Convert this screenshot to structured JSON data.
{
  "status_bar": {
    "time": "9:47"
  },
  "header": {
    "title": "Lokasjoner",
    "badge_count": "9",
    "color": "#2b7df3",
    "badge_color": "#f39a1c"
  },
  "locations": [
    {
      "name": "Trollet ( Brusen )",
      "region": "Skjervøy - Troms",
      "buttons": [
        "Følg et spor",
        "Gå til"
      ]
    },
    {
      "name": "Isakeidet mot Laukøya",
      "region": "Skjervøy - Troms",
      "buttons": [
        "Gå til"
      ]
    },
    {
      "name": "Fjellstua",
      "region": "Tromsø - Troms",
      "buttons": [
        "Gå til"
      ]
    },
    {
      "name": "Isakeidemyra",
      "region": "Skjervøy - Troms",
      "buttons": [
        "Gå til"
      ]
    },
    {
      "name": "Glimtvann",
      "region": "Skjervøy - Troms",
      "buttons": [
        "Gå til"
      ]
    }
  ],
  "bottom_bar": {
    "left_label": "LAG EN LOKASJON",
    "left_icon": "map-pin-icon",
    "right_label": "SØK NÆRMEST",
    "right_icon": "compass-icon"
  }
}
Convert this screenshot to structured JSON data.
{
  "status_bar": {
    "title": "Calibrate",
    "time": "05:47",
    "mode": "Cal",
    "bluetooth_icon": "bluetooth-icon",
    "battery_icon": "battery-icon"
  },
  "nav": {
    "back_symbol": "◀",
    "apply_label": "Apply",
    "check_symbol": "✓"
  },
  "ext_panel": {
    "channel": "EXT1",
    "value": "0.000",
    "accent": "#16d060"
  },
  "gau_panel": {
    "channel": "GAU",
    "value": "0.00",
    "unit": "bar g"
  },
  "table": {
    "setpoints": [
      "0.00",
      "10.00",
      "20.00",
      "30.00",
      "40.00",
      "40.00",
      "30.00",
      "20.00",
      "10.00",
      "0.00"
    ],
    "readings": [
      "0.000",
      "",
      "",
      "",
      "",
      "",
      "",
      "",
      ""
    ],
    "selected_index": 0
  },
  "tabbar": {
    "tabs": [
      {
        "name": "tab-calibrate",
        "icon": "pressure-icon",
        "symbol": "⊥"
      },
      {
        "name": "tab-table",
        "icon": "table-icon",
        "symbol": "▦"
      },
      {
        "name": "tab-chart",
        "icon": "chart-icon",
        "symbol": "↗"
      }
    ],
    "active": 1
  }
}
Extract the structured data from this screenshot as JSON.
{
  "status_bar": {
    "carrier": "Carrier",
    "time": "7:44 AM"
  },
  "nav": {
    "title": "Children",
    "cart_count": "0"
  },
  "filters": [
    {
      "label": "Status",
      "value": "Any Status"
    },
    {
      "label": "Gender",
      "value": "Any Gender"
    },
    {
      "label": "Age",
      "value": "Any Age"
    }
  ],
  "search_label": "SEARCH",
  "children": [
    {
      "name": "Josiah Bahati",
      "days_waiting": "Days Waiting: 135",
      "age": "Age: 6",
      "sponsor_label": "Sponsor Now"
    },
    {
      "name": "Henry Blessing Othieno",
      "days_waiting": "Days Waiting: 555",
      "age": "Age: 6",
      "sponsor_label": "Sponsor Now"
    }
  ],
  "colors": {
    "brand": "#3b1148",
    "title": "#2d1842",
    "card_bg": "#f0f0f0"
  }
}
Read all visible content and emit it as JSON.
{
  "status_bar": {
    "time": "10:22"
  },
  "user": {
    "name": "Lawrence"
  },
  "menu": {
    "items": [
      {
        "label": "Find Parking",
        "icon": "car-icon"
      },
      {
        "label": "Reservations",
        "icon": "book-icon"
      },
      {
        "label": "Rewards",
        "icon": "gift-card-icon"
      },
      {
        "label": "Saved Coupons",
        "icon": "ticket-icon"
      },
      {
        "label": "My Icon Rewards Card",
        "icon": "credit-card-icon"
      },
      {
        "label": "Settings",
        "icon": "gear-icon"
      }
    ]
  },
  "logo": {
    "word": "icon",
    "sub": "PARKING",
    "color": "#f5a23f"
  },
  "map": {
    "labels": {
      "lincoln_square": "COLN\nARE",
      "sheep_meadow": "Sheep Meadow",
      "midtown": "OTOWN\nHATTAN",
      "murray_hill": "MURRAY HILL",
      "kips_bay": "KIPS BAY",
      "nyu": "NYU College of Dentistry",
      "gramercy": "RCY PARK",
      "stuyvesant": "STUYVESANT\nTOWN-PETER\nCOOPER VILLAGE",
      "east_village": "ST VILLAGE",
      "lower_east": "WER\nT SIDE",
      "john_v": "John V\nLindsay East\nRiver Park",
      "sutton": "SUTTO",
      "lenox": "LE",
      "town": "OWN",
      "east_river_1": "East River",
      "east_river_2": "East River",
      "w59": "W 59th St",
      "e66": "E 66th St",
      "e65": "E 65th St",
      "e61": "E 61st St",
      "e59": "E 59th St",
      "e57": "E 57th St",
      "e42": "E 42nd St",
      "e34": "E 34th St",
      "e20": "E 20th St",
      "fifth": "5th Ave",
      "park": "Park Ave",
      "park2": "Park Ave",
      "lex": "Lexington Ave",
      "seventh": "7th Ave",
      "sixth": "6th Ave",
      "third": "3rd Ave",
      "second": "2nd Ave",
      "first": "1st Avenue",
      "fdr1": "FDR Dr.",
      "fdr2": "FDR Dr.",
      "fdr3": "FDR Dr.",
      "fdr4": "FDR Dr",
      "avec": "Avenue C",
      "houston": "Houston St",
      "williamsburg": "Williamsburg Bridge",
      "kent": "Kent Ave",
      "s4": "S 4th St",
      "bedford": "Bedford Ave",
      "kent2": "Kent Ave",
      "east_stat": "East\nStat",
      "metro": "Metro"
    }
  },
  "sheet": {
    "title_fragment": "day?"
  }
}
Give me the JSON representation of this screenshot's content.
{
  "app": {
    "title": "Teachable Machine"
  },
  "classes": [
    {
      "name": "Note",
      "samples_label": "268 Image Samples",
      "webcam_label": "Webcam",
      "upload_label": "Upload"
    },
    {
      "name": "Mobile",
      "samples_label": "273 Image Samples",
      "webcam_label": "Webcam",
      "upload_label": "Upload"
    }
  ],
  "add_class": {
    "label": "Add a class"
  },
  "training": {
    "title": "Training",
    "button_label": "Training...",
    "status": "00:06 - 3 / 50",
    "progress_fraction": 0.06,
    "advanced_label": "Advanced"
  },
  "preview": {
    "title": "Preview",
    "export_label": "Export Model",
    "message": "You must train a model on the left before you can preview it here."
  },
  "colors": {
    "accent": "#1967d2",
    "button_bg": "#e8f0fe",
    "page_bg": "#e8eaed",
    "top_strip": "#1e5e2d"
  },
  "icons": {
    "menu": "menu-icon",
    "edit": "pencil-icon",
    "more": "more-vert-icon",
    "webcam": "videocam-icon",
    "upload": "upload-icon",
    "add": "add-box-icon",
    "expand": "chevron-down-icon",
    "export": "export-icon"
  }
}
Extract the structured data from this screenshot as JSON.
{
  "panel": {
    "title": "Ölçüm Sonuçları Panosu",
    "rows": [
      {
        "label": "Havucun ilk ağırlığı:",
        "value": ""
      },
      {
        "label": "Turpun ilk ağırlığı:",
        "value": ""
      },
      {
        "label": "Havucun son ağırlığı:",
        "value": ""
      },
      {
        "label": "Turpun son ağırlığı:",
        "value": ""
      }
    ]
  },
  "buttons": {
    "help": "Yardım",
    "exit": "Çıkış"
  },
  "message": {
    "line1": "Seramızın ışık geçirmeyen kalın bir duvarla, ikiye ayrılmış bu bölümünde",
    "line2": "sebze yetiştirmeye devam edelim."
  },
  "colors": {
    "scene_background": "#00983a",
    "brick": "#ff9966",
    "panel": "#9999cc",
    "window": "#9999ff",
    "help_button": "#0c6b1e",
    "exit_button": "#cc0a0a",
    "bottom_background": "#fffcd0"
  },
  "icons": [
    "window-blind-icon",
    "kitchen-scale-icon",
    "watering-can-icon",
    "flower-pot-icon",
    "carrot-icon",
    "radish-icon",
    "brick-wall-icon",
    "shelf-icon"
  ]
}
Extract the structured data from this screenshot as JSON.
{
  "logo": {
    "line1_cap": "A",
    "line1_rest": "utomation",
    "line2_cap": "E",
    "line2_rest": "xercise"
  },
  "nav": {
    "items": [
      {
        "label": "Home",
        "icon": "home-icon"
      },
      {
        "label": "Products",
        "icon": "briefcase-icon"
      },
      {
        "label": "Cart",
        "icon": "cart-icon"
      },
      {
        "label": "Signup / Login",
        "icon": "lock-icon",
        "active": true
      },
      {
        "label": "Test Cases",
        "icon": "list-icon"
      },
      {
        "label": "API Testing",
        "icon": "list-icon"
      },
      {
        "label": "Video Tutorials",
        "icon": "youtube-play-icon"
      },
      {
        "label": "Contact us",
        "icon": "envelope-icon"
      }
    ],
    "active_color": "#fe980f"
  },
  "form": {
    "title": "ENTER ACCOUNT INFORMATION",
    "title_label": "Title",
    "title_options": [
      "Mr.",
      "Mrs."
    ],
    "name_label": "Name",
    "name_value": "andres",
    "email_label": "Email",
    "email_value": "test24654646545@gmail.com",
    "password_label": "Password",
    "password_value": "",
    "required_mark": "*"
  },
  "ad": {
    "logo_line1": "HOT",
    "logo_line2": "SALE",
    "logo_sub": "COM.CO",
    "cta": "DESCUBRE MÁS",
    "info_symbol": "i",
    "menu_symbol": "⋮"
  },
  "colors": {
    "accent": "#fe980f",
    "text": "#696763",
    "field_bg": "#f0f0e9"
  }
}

▶ [TO DO]: Go through the listing above and pull out each line containing the word "Image".

▶ [OUTPUT FOR THIS TASK]:
      "samples_label": "268 Image Samples",
      "samples_label": "273 Image Samples",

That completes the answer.